SHORT EXERCISE — From the line with "Enumerate this screenshot's" to the final line of the records, reproduce every line exactly and only those lines.

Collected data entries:
··········
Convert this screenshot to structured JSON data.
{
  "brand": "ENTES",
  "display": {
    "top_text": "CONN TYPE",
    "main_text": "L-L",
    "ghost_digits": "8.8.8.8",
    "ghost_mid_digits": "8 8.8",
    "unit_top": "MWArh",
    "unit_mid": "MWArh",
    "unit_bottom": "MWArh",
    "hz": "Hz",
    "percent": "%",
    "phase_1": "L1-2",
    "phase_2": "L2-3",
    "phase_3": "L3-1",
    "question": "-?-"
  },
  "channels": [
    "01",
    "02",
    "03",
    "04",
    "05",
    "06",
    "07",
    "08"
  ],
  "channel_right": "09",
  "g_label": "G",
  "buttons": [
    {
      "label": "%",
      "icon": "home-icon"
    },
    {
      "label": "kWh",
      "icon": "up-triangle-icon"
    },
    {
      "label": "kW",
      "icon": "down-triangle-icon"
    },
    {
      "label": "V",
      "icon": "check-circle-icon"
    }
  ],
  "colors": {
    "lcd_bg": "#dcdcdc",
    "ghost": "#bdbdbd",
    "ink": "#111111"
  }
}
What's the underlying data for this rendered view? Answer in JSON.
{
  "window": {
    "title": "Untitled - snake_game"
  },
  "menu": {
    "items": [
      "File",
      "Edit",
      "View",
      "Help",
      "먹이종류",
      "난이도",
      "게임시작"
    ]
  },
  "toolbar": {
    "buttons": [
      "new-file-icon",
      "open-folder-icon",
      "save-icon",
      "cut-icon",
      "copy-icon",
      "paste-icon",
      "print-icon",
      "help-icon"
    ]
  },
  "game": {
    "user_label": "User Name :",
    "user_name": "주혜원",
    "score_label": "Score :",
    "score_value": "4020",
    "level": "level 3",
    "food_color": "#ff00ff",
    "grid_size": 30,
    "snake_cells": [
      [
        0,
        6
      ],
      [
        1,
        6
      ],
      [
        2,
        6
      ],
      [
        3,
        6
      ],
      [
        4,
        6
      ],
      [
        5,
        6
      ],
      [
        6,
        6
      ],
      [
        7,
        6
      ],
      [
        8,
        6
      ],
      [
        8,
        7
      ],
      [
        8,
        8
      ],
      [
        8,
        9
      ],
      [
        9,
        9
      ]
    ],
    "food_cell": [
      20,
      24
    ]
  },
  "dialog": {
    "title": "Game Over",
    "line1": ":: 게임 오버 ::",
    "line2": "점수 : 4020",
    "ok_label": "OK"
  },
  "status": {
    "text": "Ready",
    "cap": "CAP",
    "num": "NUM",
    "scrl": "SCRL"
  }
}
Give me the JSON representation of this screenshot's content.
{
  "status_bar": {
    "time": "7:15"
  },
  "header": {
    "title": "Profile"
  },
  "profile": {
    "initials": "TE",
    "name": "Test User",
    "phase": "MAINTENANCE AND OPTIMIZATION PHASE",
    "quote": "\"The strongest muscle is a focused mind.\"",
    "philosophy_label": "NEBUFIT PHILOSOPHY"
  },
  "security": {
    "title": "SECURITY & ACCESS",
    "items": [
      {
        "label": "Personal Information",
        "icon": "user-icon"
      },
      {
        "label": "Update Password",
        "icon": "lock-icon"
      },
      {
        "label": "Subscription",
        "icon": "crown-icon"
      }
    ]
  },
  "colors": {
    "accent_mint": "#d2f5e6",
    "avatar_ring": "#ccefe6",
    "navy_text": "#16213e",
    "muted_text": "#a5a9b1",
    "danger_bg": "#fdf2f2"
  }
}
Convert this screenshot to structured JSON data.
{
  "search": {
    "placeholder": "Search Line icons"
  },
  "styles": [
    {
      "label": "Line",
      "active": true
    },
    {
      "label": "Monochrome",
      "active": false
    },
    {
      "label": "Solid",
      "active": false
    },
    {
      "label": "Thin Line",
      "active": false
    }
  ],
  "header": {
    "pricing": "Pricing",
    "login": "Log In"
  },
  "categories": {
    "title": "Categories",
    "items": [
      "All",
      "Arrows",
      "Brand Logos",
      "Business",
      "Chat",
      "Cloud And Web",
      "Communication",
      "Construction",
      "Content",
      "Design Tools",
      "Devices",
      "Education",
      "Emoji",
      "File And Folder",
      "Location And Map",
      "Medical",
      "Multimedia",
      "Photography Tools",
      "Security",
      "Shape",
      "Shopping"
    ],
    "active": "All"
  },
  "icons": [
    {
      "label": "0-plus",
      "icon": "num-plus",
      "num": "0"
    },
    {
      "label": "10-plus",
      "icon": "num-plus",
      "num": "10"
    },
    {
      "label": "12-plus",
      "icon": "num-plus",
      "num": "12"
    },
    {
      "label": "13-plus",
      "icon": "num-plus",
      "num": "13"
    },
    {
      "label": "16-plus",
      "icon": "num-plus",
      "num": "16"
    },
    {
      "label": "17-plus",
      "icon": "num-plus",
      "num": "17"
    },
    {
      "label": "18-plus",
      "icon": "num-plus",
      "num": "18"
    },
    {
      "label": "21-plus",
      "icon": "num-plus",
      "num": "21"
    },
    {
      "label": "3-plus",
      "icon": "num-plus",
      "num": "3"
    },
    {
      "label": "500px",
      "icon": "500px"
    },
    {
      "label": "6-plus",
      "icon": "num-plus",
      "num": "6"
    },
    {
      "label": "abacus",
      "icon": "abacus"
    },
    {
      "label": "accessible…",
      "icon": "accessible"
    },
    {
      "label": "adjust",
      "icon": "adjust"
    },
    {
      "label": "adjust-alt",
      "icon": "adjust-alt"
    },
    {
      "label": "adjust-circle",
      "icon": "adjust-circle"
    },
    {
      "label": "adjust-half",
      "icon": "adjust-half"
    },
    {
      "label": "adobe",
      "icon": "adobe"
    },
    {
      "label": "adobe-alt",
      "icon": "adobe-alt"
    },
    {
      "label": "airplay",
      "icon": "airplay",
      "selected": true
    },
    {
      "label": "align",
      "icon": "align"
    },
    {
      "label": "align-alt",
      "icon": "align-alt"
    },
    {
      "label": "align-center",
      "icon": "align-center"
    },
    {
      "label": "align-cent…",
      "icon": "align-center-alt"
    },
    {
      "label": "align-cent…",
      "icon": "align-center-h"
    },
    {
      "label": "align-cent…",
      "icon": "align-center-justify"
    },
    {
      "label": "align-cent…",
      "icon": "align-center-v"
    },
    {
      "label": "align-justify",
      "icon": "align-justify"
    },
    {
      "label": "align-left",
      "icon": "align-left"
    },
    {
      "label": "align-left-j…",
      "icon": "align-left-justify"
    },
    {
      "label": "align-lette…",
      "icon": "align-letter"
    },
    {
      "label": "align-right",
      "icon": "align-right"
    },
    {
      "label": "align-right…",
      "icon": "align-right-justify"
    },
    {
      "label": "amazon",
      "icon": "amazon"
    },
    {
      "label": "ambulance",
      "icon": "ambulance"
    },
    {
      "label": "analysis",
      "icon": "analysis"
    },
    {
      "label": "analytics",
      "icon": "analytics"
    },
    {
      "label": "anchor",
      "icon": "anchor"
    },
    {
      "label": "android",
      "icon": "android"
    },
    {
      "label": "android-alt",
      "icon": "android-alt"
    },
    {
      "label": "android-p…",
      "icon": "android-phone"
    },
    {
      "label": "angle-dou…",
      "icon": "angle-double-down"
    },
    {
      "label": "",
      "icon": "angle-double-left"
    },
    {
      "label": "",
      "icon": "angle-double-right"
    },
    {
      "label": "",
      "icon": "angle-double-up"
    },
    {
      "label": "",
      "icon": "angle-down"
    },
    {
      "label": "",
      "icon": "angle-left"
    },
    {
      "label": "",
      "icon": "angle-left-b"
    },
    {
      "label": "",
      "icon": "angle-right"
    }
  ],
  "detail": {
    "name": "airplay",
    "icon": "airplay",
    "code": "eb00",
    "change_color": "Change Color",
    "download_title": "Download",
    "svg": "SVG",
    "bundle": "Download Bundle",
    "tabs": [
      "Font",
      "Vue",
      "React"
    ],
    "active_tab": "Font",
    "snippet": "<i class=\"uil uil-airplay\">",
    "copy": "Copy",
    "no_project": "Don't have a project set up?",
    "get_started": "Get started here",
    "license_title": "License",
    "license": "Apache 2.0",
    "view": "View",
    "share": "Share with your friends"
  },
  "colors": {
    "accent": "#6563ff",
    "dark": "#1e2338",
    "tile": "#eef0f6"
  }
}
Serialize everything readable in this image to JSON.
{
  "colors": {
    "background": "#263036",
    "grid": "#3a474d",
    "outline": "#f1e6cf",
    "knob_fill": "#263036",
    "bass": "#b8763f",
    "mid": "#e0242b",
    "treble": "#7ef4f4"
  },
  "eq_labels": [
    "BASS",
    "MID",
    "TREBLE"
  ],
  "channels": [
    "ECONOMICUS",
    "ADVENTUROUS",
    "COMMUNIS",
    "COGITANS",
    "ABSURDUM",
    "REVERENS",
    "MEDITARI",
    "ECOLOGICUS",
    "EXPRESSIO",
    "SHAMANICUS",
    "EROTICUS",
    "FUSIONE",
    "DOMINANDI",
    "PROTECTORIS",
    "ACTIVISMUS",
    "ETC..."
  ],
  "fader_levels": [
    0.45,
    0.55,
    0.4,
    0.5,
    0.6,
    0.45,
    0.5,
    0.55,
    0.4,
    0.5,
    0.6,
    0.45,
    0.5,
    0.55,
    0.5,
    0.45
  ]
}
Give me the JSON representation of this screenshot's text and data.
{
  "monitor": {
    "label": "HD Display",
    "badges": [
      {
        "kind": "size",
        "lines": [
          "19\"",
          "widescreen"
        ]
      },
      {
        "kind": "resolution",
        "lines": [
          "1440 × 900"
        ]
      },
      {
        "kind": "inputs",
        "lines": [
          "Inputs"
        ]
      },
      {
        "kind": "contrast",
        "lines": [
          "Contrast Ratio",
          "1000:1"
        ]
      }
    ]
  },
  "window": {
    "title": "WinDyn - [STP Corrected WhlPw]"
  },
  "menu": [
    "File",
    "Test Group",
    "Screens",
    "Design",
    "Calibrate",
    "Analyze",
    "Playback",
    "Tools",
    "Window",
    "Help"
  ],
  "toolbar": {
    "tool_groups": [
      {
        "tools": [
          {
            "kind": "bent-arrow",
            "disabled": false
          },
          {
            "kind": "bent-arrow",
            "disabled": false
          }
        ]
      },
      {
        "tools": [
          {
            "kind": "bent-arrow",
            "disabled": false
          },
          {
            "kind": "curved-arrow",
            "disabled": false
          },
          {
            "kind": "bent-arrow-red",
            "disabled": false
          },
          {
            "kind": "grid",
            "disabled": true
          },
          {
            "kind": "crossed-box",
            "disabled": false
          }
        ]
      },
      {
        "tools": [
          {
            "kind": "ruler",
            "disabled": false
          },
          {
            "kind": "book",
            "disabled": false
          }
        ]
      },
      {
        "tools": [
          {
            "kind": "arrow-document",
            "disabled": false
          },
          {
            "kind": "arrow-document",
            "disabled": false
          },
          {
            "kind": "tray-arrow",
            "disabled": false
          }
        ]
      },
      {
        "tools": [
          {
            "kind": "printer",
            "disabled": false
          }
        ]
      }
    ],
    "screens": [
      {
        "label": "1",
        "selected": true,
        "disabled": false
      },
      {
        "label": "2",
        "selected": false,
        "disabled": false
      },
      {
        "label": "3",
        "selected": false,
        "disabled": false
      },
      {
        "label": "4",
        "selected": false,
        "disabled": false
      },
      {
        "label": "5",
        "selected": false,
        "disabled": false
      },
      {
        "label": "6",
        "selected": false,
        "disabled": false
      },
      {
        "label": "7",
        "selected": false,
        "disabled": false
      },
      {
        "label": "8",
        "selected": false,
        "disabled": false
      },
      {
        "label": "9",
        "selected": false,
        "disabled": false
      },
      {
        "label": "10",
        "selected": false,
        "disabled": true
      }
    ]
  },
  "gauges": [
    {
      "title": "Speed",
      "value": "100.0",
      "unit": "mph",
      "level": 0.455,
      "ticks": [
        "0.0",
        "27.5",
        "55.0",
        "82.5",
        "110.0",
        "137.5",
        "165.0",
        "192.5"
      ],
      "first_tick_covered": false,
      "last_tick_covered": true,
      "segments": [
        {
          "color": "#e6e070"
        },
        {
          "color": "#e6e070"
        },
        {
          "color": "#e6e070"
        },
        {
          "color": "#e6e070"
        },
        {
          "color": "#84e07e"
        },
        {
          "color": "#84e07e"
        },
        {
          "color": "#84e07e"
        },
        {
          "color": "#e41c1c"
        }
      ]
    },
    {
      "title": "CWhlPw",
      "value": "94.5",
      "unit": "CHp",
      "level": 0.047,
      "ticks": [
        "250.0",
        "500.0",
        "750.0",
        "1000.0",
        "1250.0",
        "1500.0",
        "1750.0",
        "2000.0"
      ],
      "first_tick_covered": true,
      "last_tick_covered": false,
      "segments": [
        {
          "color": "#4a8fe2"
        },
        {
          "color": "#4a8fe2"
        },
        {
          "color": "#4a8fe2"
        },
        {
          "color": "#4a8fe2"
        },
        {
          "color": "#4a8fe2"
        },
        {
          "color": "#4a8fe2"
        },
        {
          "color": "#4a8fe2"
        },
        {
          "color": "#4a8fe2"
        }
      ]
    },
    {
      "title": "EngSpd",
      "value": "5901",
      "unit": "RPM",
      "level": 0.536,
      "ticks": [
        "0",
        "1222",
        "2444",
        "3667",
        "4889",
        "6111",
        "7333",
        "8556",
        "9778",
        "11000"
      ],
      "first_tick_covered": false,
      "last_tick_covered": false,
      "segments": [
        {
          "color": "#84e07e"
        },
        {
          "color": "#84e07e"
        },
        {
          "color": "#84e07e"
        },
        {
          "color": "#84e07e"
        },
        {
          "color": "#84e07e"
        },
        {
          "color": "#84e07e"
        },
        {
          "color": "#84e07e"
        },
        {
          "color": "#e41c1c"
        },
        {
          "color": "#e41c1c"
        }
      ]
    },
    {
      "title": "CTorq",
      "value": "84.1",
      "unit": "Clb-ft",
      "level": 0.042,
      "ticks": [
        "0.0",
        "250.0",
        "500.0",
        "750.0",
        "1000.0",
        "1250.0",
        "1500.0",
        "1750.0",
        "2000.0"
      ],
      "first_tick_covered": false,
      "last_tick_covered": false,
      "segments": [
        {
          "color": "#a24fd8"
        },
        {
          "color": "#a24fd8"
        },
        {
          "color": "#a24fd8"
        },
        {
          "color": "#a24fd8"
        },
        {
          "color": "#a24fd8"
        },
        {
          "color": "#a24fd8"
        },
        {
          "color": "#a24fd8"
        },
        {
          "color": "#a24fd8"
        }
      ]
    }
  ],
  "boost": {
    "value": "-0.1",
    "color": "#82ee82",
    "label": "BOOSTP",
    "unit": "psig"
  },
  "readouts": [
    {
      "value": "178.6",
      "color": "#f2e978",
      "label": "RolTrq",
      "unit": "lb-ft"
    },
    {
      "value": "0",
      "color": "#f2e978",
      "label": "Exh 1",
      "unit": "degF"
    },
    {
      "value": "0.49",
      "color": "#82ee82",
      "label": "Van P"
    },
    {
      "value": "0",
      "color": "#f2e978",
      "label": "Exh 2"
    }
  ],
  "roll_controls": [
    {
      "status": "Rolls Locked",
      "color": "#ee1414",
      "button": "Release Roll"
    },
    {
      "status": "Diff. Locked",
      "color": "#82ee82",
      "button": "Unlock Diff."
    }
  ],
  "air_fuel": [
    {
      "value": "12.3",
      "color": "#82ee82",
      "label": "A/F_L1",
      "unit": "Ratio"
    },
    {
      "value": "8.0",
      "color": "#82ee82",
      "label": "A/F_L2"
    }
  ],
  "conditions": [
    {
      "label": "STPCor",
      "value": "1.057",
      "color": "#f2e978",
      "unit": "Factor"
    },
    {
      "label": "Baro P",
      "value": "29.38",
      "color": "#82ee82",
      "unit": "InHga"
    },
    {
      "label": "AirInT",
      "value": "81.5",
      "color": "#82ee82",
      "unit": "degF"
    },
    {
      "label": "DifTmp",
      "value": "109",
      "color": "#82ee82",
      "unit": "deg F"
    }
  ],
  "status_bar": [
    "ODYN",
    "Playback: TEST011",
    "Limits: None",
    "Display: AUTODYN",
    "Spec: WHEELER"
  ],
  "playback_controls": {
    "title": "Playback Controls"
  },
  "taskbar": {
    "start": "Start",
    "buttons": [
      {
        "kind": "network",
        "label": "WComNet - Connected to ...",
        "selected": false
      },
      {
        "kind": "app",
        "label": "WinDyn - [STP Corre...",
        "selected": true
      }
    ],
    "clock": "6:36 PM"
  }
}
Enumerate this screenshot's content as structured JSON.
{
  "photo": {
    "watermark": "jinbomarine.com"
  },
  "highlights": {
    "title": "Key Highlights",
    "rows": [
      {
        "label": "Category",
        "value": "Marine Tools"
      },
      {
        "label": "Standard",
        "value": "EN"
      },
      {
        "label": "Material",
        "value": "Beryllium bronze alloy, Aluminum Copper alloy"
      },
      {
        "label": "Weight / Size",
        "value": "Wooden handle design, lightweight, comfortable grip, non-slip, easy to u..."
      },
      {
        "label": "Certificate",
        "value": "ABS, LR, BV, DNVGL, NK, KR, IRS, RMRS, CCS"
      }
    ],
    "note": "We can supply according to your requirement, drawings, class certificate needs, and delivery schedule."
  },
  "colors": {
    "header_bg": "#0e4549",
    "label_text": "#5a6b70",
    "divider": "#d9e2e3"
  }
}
··········
RESPONSE —
Enumerate this screenshot's content as structured JSON.
{
  "photo": {
    "watermark": "jinbomarine.com"
  },
  "highlights": {
    "title": "Key Highlights",
    "rows": [
      {
        "label": "Category",
        "value": "Marine Tools"
      },
      {
        "label": "Standard",
        "value": "EN"
      },
      {
        "label": "Material",
        "value": "Beryllium bronze alloy, Aluminum Copper alloy"
      },
      {
        "label": "Weight / Size",
        "value": "Wooden handle design, lightweight, comfortable grip, non-slip, easy to u..."
      },
      {
        "label": "Certificate",
        "value": "ABS, LR, BV, DNVGL, NK, KR, IRS, RMRS, CCS"
      }
    ],
    "note": "We can supply according to your requirement, drawings, class certificate needs, and delivery schedule."
  },
  "colors": {
    "header_bg": "#0e4549",
    "label_text": "#5a6b70",
    "divider": "#d9e2e3"
  }
}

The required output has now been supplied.